### PAGE

-------------------------

One thing we love to do at Gradient is to push our skills with novel, underutilized datasets. A few weeks ago, we got the bright idea of applying statistical techniques to an unlikely recipient of quantitative techniques: fine arts. The proof-of-concept project outlined below presented an opportunity to exercise a few core competencies of intense interest to our clients: assembling bespoke datasets through web scraping and building statistical models with unstructured or semi-structured data. From this proof-of-concept, we also uncovered a valuable case study in the value of regularization.
Assembling the Dataset
Christie’s conveniently hosts an online database of the results of their auctions. A typical page looks something like this:
With some inspection of the page’s source code, we can see how the data is organized:
With tools like R’s rvest, we can automate the scraping of data from auctions and specific lots (sales) and begin to assemble a massive dataset through an automated procedure. Gone are the days of copy-and-paste and manual data entry. For each sale, we collected the following data:
The title of the work
The realized price
The estimated pre-sale price range
An essay describing the work
And details on the work’s provenance
As is typical for projects like these, the data is extraordinarily messy — with many fields missing for many entries. A typical entry looks something like this:
$ lot : chr "802"
$ title : chr "A SMALL GREYISH-GREEN JADE 'BUFFALO’"
$ subtitle : chr "LATE SHANG-EARLY WESTERN ZHOU DYNASTY, 12TH-10TH CENTURY BC"
$ price_realised: int 15000
$ low_est : int 4000
$ high_est : int 6000
$ description : chr "A SMALL GREYISH-GREEN JADE 'BUFFALO’\r\nLATE SHANG-EARLY WESTERN ZHOU DYNASTY, 12TH-10TH CENTURY BC\r\nPossibly a necklace clos"| __truncated__
$ essay : chr "Compare the similar jade water buffalo carved in flat relief and dated to the Shang dynasty in the Mrs. Edward Sonnenschein Col"| __truncated__
$ details : chr "Provenance\r\n The Erwin Harris Collection, Miami, Florida, by 1995."
$ saleid : chr "12176"

-------------------------

### WRITTEN PROBLEM 1
Transcribe the passage of the auction-data write-up that begins at the words "One thing we" and ends after the words "value of regularization.".
### WRITTEN PROBLEM 2
Write the next part of the write-up on scraping and modeling Christie's auction results, picking up after its last sentence.

(Excerpts from a layout annotation set)
-------------------------

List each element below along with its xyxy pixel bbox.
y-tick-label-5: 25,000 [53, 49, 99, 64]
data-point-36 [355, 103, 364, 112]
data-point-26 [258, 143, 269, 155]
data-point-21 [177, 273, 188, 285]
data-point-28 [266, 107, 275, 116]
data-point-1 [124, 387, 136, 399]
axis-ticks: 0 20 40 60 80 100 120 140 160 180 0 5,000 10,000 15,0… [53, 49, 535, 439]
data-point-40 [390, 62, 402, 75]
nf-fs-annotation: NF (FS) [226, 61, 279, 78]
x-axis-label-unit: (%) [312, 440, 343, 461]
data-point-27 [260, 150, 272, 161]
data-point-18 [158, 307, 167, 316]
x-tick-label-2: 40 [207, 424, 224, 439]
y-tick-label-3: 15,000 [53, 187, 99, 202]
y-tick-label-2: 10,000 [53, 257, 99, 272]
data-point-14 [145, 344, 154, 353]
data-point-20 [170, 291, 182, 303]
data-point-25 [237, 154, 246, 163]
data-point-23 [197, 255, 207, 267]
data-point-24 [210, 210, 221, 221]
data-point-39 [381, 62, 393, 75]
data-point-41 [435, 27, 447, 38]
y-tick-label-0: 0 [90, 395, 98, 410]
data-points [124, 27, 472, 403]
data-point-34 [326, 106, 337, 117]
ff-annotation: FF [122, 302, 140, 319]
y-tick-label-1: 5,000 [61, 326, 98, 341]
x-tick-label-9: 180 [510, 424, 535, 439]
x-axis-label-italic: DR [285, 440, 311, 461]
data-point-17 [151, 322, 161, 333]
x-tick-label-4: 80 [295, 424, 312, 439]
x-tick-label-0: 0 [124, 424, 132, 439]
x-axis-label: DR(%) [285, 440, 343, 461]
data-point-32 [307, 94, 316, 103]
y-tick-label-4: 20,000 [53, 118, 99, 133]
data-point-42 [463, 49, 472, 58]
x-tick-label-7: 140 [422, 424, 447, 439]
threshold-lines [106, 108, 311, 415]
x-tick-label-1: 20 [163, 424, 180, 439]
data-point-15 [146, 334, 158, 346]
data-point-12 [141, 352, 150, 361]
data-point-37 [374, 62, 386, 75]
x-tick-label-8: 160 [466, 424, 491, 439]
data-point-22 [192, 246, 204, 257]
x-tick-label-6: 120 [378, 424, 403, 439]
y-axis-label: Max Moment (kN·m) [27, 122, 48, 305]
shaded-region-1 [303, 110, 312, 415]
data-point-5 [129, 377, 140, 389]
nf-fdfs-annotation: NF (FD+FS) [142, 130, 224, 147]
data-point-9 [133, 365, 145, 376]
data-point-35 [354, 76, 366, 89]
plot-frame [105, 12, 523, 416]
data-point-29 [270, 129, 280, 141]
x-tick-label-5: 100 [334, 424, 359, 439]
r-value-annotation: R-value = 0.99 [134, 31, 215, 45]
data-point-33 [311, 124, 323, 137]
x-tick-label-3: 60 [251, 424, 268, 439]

-------------------------

### RESULT 1
One thing we love to do at Gradient is to push our skills with novel, underutilized datasets. A few weeks ago, we got the bright idea of applying statistical techniques to an unlikely recipient of quantitative techniques: fine arts. The proof-of-concept project outlined below presented an opportunity to exercise a few core competencies of intense interest to our clients: assembling bespoke datasets through web scraping and building statistical models with unstructured or semi-structured data. From this proof-of-concept, we also uncovered a valuable case study in the value of regularization.

### RESULT 2
We downloaded every lot sale from 2017 — a set of 11,577 observations.
Setting up the model
To start with, we needed to simplify the dataset into a target vector and a set of predictors. We are interested in predicting the actual price — but what price exactly? Since Christie’s supplies an estimated range, we decided we needed to “back out” the information already contained in the estimate. To control for the effect of scale, we used the ratio of the actual price to the upper bound of the estimated range. Since the ratio was not normally distributed, we had to employ a Box-Cox transformation to this vector to normalize it
For predictors, we decided to use the abundance of text contained in the dataset. To add some structure to the text, we tokenized the “bag of words” for each sale item, and included only words that were used between 50 and 200 times. This type of dataset is standard in text mining approaches and is called a document-term matrix, where each “document” is a row, and each possible “term” — typically, a stemmed word — is a column, with the number of times that term appears in a given document in the respective cell.
A naïve approach
Our first model was a simple linear regression with the document-term matrix as the set of predictors and our Box-Cox-transformed price-to-estimate ratio as our target vector. What did we get? A data scientist’s dream come true!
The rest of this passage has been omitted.